# Exercise:
Reproduce every line in the listing that contains the word "Paulina".

# Exercise inputs:
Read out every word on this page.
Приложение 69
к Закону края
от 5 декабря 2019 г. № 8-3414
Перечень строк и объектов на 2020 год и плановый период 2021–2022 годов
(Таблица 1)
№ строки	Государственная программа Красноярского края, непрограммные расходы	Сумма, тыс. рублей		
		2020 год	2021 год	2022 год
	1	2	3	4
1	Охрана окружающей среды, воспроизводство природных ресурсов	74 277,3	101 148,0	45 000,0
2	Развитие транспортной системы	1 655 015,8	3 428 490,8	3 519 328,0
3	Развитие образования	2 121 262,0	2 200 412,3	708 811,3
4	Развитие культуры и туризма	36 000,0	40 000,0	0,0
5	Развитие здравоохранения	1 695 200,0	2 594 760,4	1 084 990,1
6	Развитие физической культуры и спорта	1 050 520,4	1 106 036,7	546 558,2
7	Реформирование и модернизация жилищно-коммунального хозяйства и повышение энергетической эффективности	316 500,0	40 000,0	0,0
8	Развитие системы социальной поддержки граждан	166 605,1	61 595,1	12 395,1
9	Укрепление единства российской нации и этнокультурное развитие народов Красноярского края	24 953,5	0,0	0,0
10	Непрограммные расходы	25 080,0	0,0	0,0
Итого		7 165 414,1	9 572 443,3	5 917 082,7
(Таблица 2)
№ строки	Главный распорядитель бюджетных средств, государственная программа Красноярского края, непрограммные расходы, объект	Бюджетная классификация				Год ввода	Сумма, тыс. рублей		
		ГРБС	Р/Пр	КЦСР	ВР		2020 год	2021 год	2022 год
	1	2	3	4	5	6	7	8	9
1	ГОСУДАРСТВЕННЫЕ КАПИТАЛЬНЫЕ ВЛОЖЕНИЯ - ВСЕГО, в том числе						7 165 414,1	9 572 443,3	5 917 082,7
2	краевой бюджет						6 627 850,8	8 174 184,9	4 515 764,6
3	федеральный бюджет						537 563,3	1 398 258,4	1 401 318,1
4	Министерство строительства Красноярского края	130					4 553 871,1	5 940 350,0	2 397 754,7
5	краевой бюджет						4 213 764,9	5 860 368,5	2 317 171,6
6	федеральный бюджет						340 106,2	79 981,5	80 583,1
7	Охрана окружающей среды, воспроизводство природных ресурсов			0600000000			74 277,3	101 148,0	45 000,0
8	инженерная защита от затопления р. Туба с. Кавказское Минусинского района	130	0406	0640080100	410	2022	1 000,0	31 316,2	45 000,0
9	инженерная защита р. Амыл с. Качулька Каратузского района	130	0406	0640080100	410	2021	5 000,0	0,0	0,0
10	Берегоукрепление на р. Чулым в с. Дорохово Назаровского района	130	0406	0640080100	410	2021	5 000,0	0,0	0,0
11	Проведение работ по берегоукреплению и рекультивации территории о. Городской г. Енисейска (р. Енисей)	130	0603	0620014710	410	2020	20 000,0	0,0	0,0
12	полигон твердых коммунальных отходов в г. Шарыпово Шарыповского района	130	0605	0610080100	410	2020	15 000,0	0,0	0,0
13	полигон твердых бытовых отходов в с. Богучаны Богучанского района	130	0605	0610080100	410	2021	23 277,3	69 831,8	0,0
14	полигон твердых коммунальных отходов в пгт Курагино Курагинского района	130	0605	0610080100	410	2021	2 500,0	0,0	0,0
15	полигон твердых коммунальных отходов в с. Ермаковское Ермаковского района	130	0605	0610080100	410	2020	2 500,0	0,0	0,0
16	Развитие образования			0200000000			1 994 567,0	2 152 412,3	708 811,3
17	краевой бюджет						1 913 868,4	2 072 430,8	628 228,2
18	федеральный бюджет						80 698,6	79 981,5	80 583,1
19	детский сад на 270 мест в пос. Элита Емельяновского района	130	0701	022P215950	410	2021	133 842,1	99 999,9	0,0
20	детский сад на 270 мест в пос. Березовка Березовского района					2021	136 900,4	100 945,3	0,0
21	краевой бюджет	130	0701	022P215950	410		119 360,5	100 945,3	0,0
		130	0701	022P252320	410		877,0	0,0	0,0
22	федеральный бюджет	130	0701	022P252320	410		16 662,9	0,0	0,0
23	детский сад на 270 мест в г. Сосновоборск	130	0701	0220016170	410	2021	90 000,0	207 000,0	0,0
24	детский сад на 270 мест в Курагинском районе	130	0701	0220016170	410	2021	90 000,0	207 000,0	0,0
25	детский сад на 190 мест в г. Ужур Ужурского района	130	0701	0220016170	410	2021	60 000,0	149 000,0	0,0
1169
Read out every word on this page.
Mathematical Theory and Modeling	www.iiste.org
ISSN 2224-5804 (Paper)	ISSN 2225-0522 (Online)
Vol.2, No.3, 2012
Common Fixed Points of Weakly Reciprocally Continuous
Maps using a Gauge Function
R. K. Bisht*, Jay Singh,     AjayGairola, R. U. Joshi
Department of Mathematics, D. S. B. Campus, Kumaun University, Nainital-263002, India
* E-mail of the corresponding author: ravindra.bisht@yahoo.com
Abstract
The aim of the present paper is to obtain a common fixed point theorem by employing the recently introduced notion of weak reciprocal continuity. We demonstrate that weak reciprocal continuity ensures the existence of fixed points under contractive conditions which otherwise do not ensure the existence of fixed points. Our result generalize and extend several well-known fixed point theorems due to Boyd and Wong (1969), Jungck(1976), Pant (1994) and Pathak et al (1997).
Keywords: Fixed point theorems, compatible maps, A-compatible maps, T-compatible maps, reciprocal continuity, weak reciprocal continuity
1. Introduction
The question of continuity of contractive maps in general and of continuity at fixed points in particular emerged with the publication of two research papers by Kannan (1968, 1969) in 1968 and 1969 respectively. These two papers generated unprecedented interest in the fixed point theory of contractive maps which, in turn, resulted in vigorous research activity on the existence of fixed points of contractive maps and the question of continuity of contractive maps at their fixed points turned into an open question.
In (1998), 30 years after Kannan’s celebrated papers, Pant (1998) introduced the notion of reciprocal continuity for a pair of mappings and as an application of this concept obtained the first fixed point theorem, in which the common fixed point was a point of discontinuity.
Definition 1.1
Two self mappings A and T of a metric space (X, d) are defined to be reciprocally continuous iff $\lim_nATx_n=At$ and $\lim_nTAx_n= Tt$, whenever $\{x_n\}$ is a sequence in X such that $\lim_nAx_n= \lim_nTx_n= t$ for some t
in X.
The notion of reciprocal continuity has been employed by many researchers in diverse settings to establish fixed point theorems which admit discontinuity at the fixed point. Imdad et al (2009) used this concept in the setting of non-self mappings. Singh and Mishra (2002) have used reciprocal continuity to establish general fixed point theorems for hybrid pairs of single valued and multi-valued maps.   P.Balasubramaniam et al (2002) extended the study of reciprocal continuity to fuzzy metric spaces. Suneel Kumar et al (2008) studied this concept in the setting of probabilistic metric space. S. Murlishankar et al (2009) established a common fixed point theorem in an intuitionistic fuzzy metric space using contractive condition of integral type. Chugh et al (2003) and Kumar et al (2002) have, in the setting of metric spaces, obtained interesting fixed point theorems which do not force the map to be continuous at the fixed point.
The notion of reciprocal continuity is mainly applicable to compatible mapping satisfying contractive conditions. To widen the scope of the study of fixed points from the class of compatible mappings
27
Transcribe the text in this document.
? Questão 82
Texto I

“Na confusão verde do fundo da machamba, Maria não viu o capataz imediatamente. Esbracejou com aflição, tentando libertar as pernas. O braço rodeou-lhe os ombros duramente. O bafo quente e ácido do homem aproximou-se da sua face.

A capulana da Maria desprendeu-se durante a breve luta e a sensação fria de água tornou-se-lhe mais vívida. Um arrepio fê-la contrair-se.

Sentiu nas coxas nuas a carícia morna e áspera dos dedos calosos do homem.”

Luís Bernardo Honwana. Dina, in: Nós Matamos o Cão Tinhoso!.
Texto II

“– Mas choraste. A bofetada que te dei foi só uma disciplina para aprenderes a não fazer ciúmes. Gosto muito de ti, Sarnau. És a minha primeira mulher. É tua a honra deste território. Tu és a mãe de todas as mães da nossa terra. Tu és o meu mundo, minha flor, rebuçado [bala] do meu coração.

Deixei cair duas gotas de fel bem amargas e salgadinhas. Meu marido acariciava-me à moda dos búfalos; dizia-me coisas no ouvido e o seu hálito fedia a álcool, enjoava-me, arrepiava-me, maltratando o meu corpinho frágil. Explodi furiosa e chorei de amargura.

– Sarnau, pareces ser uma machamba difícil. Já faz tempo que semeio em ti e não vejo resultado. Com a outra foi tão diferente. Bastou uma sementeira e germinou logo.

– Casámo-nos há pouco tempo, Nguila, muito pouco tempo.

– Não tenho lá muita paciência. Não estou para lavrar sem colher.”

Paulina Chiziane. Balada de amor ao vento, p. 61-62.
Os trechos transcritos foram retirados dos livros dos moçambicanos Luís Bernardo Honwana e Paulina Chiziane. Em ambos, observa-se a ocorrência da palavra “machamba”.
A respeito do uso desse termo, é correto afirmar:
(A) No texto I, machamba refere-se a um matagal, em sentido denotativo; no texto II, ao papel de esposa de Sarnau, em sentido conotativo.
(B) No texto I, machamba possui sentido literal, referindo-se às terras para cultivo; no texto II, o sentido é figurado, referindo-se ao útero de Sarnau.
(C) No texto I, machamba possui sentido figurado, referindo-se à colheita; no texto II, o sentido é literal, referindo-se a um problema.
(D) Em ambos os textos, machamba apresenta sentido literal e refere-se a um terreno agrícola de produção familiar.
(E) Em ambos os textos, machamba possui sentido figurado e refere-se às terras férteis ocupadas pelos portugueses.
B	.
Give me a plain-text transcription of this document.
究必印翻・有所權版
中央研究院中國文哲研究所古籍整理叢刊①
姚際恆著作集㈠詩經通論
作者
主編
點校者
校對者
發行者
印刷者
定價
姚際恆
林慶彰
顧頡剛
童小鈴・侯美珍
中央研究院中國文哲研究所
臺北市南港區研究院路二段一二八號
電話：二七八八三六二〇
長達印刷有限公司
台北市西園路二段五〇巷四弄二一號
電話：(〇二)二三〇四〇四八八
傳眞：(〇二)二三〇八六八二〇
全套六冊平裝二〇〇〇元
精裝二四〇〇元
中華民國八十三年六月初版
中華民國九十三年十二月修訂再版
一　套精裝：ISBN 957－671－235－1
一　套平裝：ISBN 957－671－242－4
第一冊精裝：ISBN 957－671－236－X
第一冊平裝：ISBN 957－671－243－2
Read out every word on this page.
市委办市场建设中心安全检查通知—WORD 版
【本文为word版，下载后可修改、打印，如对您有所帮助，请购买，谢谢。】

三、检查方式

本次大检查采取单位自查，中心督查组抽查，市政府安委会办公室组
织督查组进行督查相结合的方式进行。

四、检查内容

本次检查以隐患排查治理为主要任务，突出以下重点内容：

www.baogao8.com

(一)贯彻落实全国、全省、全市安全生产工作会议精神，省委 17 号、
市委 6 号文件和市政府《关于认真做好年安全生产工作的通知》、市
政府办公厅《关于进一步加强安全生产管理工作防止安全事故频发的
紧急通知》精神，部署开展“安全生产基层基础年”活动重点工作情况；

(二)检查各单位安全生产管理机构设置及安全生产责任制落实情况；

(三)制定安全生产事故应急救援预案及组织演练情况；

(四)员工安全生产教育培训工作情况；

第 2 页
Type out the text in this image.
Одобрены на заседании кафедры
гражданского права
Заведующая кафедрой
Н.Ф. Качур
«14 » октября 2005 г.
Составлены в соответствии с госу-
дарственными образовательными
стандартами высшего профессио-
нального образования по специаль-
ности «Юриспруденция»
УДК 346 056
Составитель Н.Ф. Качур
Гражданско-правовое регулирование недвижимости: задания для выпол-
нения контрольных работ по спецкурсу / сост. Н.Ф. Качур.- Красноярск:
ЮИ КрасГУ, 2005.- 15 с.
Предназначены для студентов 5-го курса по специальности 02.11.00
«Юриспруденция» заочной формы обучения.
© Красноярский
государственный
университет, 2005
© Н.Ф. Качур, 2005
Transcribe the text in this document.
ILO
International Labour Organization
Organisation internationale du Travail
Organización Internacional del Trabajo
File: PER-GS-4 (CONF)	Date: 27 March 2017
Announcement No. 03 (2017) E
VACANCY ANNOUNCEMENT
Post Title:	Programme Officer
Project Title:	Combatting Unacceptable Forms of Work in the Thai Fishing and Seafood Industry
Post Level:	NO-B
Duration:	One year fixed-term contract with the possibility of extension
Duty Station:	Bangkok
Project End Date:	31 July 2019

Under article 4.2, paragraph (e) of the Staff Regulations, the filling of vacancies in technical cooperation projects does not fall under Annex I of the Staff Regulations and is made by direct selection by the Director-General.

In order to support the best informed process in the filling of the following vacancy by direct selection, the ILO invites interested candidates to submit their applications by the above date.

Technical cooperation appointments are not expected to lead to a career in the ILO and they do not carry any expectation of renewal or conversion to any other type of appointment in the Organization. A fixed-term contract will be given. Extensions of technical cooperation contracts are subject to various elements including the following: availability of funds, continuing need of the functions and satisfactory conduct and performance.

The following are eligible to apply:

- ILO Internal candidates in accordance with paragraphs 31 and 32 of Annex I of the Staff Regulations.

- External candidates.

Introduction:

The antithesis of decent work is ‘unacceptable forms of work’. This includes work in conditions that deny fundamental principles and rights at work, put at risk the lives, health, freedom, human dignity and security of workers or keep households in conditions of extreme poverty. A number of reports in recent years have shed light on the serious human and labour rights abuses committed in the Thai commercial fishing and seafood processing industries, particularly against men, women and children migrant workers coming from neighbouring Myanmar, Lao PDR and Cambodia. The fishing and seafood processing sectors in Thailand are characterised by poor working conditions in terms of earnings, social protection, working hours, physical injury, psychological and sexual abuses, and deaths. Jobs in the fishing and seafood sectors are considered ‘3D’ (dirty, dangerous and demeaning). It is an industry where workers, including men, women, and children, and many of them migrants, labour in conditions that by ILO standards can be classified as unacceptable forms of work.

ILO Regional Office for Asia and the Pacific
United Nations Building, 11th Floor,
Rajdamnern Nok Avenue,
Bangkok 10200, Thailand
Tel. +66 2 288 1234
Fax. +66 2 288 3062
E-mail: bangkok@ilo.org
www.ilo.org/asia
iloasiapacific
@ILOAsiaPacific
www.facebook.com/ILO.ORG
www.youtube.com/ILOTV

# Result for this task:
Paulina Chiziane. Balada de amor ao vento, p. 61-62.
Os trechos transcritos foram retirados dos livros dos moçambicanos Luís Bernardo Honwana e Paulina Chiziane. Em ambos, observa-se a ocorrência da palavra “machamba”.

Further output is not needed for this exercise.